• [REQUIRED WORK]:
Restate each line word for word. Leave out every picture.

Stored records
○ ○ ○ ○

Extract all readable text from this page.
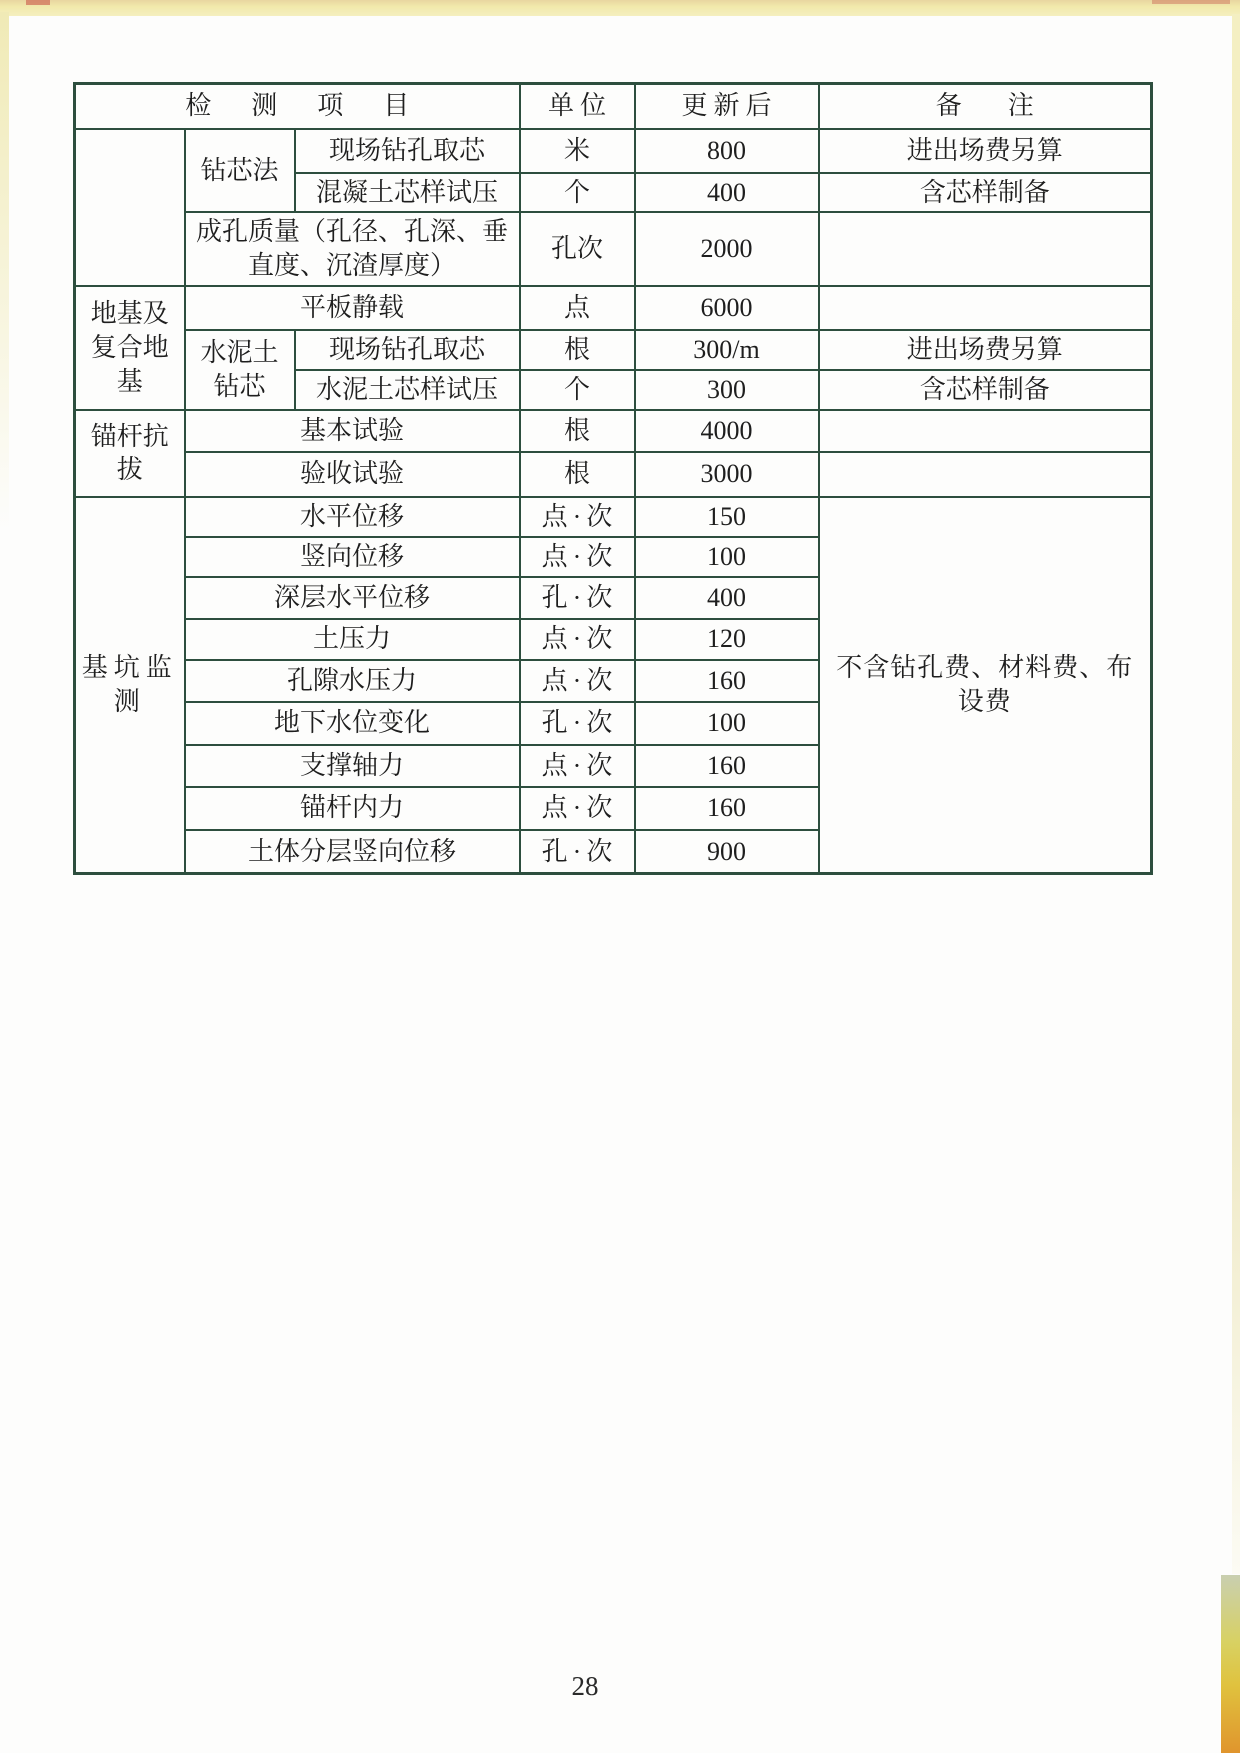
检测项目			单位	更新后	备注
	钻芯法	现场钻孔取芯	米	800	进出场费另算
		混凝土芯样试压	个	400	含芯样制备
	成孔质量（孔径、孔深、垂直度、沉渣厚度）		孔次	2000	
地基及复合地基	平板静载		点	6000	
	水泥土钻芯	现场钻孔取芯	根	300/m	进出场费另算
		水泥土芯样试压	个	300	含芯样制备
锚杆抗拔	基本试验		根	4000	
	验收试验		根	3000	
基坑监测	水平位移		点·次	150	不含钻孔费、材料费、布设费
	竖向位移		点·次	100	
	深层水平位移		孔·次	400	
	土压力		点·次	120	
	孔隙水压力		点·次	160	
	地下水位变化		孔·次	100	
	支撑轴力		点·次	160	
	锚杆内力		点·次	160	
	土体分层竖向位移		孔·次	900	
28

○ ○ ○ ○

• [EXERCISE ANSWER]:
Extract all readable text from this page.
检测项目			单位	更新后	备注
	钻芯法	现场钻孔取芯	米	800	进出场费另算
		混凝土芯样试压	个	400	含芯样制备
	成孔质量（孔径、孔深、垂直度、沉渣厚度）		孔次	2000	
地基及复合地基	平板静载		点	6000	
	水泥土钻芯	现场钻孔取芯	根	300/m	进出场费另算
		水泥土芯样试压	个	300	含芯样制备
锚杆抗拔	基本试验		根	4000	
	验收试验		根	3000	
基坑监测	水平位移		点·次	150	不含钻孔费、材料费、布设费
	竖向位移		点·次	100	
	深层水平位移		孔·次	400	
	土压力		点·次	120	
	孔隙水压力		点·次	160	
	地下水位变化		孔·次	100	
	支撑轴力		点·次	160	
	锚杆内力		点·次	160	
	土体分层竖向位移		孔·次	900	
28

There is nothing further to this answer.